> _Short problem_: Go through the material and pull out every line with the string "location" in it.

> _The data_:

## BEGIN

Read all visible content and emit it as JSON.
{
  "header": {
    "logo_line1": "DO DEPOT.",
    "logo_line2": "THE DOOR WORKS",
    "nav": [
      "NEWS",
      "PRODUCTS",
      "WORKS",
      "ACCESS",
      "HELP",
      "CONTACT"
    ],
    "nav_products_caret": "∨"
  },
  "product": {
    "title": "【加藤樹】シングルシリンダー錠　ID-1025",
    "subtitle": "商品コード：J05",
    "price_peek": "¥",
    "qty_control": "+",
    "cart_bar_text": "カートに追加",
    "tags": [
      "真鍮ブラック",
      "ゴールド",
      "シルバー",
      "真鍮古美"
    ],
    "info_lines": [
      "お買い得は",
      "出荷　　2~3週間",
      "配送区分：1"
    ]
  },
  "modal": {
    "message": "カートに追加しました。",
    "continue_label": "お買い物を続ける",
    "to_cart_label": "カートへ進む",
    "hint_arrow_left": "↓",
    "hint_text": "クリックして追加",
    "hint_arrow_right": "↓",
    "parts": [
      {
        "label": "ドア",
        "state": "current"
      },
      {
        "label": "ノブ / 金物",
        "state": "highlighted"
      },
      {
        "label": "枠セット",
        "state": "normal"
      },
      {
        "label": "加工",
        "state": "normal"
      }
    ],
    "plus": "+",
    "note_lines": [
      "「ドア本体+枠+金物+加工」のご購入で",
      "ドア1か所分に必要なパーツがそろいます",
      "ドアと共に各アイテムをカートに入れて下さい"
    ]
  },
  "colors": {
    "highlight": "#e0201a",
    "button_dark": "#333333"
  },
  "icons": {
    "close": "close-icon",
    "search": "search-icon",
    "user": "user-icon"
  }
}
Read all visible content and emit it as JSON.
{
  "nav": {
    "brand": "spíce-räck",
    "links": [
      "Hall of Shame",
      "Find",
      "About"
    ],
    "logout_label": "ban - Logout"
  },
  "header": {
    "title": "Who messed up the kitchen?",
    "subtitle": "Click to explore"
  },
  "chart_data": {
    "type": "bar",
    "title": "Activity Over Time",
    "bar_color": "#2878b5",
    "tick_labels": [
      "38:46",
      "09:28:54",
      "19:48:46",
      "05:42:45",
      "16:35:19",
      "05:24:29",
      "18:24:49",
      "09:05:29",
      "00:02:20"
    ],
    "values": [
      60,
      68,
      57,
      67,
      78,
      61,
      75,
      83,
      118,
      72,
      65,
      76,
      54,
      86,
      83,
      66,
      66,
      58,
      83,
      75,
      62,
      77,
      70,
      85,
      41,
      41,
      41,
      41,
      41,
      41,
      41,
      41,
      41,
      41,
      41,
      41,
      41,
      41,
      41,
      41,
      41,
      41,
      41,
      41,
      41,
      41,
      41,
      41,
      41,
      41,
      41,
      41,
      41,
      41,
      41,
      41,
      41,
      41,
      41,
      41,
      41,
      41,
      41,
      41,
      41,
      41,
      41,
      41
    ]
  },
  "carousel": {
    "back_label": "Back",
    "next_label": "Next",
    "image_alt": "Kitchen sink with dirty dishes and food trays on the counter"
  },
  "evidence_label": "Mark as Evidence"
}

## END
## BEGIN

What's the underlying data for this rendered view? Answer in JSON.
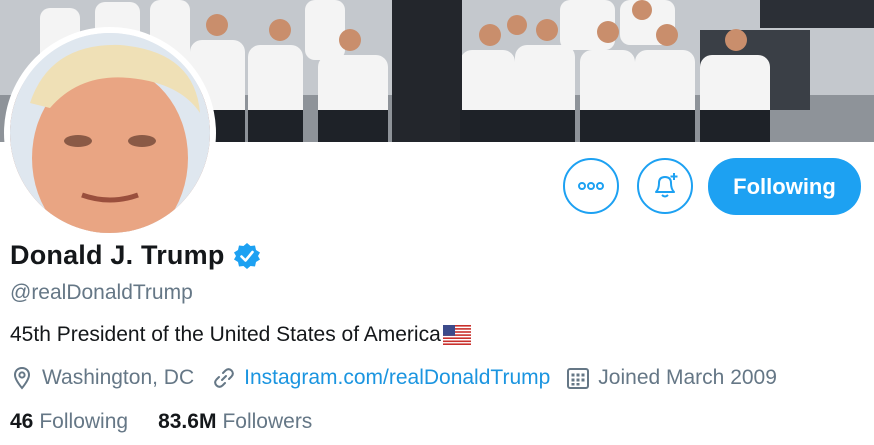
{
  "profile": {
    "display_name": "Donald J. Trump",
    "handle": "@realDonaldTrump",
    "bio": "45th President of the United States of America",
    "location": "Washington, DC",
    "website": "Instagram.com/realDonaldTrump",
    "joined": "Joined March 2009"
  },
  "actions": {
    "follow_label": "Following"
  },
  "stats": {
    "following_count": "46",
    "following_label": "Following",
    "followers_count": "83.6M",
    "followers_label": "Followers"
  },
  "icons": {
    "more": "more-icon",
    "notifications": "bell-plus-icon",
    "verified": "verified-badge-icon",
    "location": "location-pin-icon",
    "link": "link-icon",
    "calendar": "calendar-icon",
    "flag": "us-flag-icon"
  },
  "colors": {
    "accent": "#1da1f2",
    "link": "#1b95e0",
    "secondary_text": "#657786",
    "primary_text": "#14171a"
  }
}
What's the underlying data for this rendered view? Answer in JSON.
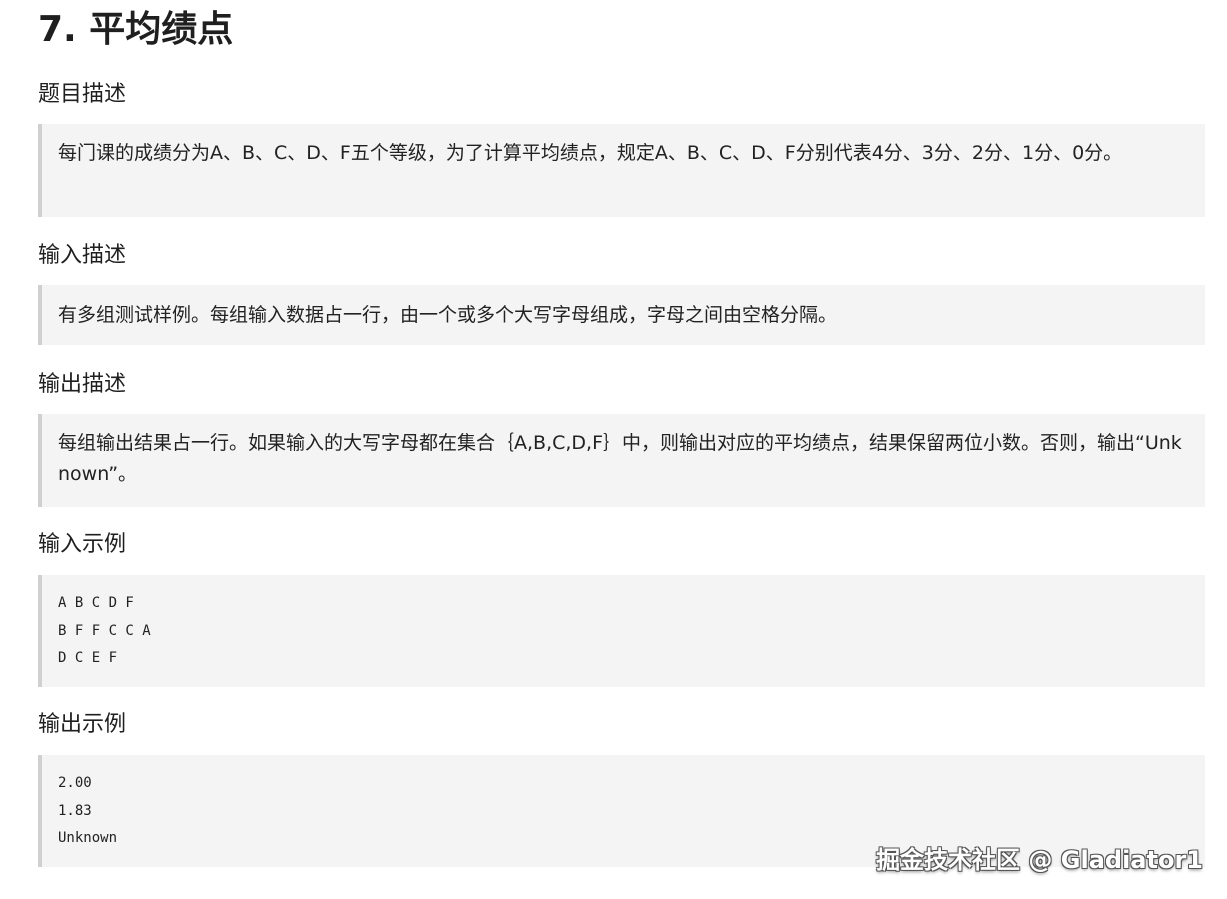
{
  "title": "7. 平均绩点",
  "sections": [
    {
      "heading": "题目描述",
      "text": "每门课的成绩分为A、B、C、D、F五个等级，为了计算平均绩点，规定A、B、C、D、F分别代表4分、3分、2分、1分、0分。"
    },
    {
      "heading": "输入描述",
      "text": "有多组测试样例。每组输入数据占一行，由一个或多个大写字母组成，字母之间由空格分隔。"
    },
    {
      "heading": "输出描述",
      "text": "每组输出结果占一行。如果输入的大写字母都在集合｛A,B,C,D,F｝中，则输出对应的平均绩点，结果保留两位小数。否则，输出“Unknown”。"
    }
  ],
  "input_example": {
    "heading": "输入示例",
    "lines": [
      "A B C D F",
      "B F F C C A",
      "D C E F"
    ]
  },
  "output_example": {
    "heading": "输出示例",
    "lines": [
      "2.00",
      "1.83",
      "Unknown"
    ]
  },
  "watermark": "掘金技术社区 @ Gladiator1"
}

## END

> _Expected answer_:
    "location": "Washington, DC",
    "location": "location-pin-icon",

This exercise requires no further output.